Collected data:
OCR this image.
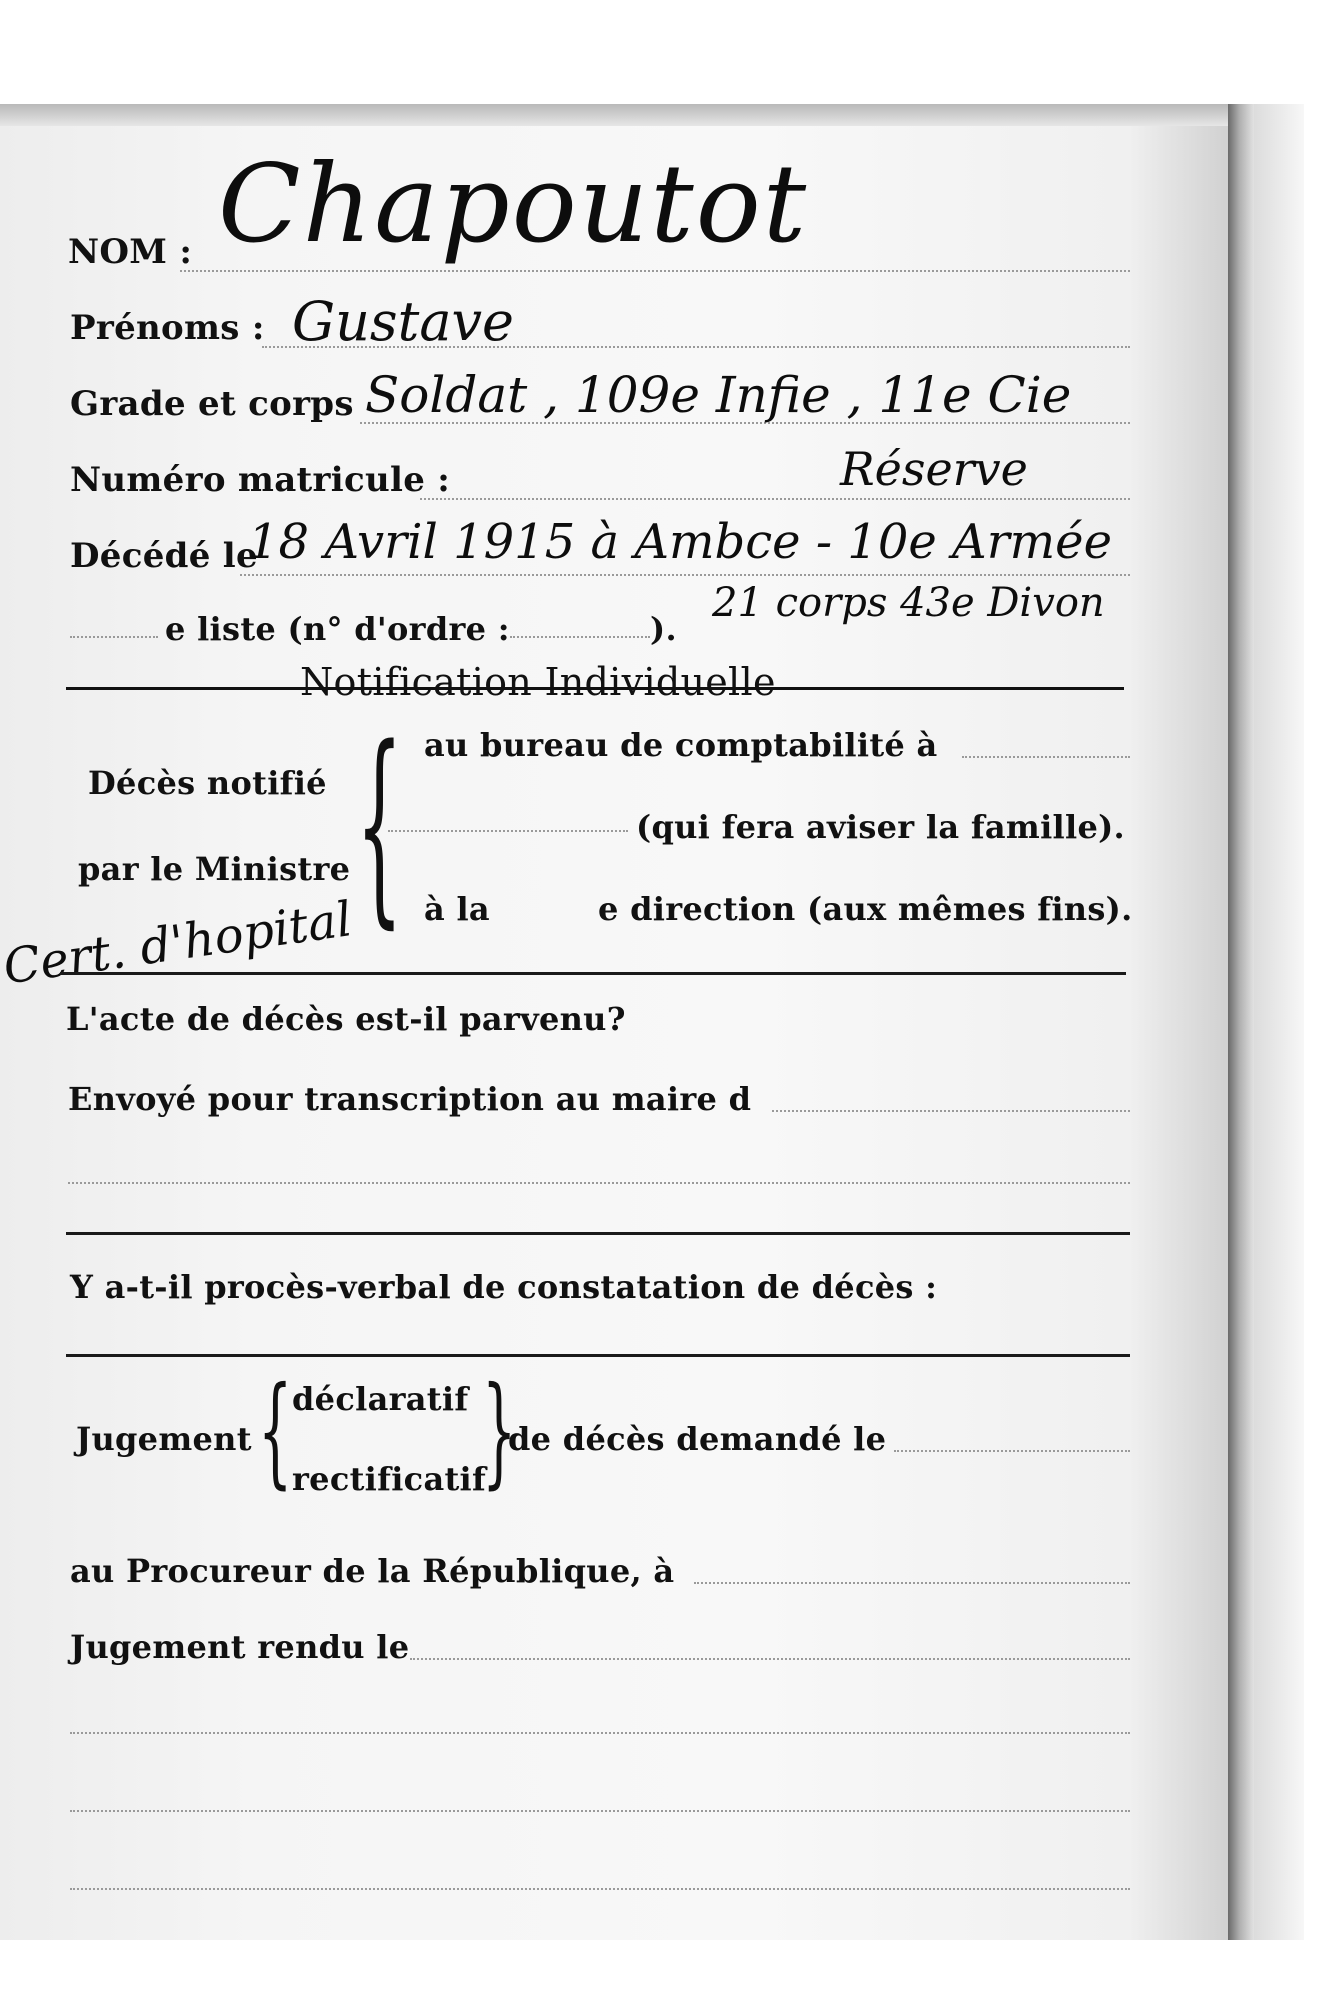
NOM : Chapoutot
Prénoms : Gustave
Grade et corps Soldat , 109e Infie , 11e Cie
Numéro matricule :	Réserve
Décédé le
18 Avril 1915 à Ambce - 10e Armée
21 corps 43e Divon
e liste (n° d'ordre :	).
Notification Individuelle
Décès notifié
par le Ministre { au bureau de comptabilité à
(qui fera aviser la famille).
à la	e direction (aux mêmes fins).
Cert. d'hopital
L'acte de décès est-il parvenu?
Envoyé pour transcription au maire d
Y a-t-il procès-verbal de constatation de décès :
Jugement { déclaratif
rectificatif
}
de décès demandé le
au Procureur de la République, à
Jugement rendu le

Work to be completed:
From the data above, pick out each line containing "Jugement" and copy it.

The response:
Jugement { déclaratif
Jugement rendu le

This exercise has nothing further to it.